### YOUR INSTRUCTIONS
Identify the lines containing the word "крае". Copy each one.

### SUPPLIED DATA
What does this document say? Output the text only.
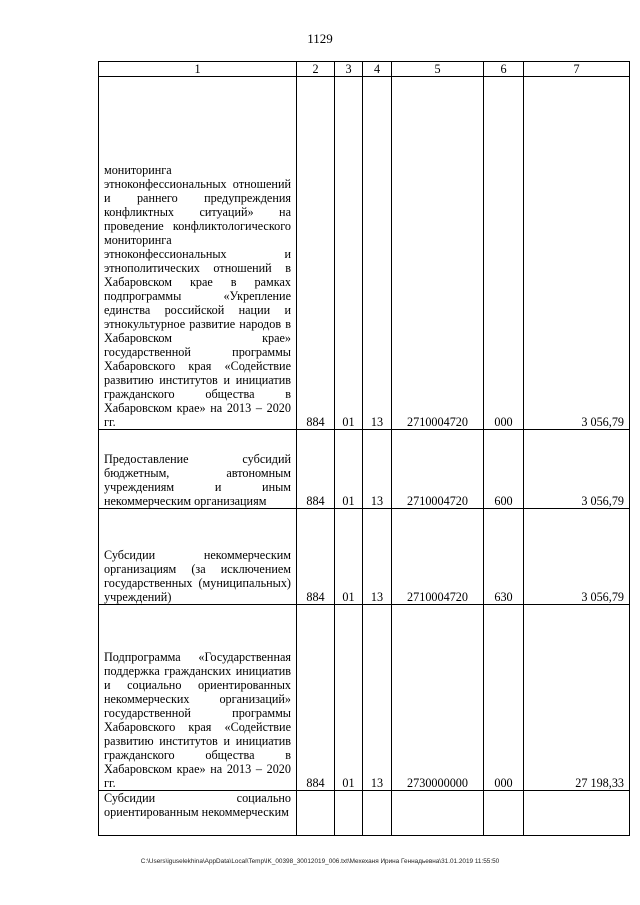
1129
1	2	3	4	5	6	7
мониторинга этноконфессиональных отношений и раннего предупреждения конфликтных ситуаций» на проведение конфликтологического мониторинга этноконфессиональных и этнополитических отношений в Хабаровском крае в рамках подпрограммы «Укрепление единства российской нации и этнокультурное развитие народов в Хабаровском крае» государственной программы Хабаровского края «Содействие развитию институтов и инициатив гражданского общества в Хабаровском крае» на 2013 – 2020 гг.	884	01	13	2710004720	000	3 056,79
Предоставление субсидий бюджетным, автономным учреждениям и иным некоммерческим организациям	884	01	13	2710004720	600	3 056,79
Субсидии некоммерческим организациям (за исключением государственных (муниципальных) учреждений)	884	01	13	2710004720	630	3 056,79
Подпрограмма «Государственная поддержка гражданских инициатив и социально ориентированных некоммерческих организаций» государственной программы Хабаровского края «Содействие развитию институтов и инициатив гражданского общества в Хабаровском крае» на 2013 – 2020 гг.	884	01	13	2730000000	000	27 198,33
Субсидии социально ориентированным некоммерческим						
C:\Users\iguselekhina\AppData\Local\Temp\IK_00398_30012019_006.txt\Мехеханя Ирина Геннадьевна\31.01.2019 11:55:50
...
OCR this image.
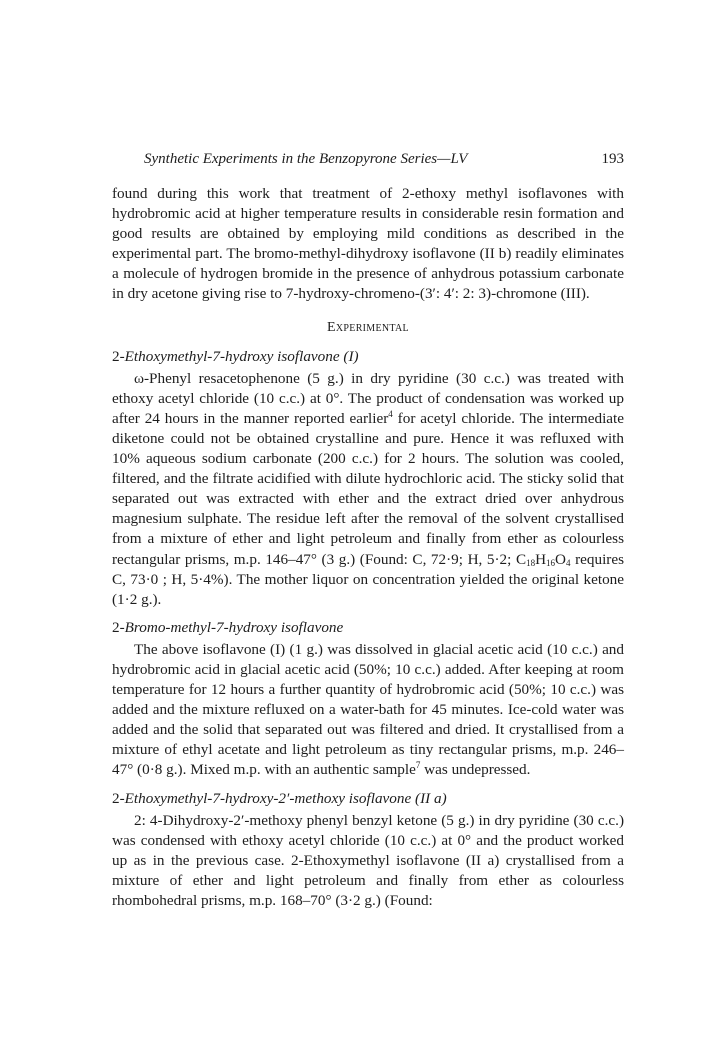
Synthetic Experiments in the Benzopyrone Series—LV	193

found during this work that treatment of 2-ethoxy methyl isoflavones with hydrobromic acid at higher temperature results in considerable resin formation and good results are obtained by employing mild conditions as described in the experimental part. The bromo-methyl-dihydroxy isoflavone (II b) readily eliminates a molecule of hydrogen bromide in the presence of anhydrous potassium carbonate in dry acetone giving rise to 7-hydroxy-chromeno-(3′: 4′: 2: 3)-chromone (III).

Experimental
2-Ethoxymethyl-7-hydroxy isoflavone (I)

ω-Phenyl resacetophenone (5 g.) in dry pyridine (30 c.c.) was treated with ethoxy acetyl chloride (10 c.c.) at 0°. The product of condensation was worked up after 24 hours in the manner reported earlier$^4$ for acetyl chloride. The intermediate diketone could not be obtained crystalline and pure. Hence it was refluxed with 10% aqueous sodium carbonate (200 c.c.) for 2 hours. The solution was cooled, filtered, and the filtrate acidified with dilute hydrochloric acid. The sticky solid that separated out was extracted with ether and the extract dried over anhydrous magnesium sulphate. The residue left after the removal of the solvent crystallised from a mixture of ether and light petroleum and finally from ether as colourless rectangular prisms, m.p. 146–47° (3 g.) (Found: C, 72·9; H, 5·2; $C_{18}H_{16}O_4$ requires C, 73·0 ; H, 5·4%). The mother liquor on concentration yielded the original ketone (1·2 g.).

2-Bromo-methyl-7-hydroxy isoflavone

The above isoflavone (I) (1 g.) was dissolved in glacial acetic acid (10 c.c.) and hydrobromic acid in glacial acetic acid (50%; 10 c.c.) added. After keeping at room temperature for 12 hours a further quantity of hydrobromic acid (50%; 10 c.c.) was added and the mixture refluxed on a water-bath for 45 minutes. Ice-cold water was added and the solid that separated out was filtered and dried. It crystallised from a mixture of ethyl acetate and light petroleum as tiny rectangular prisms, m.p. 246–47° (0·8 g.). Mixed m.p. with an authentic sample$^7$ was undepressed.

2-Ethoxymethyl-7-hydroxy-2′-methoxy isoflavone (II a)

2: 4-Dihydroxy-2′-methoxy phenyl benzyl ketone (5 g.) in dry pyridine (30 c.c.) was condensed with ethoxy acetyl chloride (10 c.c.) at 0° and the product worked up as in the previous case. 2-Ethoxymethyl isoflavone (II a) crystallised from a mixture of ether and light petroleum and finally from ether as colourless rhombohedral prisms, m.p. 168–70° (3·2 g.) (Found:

### THE COMPLETED TASK
мониторинга этноконфессиональных отношений и раннего предупреждения конфликтных ситуаций» на проведение конфликтологического мониторинга этноконфессиональных и этнополитических отношений в Хабаровском крае в рамках подпрограммы «Укрепление единства российской нации и этнокультурное развитие народов в Хабаровском крае» государственной программы Хабаровского края «Содействие развитию институтов и инициатив гражданского общества в Хабаровском крае» на 2013 – 2020 гг.	884	01	13	2710004720	000	3 056,79
Подпрограмма «Государственная поддержка гражданских инициатив и социально ориентированных некоммерческих организаций» государственной программы Хабаровского края «Содействие развитию институтов и инициатив гражданского общества в Хабаровском крае» на 2013 – 2020 гг.	884	01	13	2730000000	000	27 198,33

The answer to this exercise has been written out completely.